A block of data

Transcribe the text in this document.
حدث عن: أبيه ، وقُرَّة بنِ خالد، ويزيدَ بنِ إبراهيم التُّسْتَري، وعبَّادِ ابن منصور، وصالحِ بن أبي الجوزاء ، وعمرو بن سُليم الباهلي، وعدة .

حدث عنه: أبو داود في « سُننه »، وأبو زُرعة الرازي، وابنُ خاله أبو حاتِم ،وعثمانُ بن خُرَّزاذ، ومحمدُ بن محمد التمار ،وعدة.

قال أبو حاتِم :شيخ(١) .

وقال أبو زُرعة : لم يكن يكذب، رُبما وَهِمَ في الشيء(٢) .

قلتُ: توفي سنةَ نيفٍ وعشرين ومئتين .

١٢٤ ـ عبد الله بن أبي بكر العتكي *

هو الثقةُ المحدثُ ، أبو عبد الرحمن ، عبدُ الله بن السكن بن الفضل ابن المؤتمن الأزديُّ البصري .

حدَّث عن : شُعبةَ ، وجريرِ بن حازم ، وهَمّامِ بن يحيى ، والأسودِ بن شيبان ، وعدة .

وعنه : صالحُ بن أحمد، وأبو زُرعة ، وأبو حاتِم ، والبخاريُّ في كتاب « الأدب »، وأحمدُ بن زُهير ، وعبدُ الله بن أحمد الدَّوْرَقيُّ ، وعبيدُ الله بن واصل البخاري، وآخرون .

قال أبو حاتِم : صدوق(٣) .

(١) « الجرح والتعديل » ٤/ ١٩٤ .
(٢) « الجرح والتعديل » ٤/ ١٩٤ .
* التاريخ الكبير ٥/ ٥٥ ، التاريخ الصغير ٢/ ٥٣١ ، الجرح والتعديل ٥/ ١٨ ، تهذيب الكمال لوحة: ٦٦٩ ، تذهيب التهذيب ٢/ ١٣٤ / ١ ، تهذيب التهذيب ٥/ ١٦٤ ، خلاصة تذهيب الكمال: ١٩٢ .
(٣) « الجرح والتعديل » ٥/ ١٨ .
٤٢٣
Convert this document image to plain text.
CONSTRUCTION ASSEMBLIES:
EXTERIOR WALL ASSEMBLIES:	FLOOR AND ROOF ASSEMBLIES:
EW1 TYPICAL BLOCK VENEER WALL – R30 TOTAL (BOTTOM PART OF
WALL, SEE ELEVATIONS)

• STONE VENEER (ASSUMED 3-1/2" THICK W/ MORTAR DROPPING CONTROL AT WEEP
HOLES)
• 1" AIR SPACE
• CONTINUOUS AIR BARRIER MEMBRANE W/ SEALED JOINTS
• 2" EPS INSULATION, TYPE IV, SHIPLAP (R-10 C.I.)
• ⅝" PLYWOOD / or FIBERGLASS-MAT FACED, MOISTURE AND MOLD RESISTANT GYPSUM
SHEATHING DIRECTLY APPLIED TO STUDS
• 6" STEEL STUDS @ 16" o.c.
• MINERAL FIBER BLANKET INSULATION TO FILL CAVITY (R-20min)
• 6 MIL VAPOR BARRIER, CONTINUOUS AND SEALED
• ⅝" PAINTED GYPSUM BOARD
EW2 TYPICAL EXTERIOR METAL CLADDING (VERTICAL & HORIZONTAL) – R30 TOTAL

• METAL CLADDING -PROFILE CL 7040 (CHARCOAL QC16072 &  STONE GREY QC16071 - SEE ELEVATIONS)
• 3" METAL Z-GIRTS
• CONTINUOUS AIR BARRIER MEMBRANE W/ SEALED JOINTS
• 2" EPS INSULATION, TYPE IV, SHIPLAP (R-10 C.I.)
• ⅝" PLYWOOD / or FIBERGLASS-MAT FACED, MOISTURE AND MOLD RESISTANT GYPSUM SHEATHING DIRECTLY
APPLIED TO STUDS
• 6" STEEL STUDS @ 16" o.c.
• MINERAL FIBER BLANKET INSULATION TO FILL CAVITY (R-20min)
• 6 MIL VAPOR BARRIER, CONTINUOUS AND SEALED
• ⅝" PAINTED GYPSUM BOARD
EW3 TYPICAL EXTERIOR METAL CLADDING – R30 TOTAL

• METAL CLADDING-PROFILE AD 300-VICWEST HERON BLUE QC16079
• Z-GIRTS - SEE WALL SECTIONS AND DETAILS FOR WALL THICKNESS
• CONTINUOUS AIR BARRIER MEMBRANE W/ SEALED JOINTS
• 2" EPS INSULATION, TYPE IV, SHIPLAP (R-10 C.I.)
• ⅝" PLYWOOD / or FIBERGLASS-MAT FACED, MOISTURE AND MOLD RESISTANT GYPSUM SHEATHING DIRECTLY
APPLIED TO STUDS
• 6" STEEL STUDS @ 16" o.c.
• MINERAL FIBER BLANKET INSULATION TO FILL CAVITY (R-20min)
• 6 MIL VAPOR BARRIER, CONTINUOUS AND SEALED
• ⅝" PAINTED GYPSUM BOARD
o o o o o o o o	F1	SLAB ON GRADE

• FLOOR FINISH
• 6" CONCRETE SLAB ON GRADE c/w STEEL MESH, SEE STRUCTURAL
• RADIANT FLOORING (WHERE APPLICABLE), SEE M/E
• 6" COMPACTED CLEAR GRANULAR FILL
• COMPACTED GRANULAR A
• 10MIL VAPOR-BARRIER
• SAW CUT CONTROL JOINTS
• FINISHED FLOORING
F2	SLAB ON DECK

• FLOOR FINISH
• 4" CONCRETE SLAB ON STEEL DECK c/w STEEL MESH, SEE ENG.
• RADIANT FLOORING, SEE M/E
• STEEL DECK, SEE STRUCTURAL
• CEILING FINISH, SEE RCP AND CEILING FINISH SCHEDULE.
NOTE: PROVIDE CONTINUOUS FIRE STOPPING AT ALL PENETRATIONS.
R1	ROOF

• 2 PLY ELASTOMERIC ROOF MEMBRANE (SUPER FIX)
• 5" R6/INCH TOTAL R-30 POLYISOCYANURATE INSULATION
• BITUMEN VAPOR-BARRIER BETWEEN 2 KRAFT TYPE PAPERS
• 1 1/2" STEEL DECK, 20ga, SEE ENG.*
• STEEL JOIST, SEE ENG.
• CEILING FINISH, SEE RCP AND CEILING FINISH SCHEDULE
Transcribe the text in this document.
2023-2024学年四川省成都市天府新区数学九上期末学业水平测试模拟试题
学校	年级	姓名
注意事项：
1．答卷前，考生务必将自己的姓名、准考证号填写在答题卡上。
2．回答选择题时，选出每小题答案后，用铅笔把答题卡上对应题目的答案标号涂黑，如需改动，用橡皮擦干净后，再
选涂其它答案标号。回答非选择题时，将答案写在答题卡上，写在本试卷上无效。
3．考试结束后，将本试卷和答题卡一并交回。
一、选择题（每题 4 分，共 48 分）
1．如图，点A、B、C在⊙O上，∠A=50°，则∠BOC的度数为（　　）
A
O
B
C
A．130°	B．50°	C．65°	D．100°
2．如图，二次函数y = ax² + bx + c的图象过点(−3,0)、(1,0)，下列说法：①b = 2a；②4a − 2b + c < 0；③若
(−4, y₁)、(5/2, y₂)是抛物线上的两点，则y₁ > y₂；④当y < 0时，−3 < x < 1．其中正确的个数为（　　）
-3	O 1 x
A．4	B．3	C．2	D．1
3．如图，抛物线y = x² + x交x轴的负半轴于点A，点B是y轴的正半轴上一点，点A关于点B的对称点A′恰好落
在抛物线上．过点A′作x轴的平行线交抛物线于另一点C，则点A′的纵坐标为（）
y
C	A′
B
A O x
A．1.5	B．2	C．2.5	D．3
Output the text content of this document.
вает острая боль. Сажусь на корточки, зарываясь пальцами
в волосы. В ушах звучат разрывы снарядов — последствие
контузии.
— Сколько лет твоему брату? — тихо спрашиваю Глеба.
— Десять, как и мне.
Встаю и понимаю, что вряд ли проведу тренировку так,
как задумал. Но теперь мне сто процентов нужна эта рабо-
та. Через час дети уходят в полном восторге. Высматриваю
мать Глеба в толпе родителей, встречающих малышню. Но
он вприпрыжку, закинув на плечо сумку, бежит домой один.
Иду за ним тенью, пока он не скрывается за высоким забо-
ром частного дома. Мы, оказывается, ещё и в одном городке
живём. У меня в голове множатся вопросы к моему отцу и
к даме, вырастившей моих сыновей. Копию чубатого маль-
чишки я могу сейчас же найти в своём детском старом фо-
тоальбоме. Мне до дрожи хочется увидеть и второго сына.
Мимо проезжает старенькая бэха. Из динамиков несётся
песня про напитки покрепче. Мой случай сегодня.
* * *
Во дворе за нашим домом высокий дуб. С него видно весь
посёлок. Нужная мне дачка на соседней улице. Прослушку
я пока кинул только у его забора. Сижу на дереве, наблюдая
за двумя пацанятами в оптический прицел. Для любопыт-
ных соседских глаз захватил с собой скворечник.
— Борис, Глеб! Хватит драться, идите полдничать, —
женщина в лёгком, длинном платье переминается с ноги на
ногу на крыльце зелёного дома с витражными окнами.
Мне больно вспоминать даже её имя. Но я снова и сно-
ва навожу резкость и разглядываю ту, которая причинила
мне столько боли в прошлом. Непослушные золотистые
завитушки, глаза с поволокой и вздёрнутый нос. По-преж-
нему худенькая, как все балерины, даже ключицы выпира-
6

- **Work to do**
Report only the count of lines that include the string "GRANULAR".

- **Reply**
2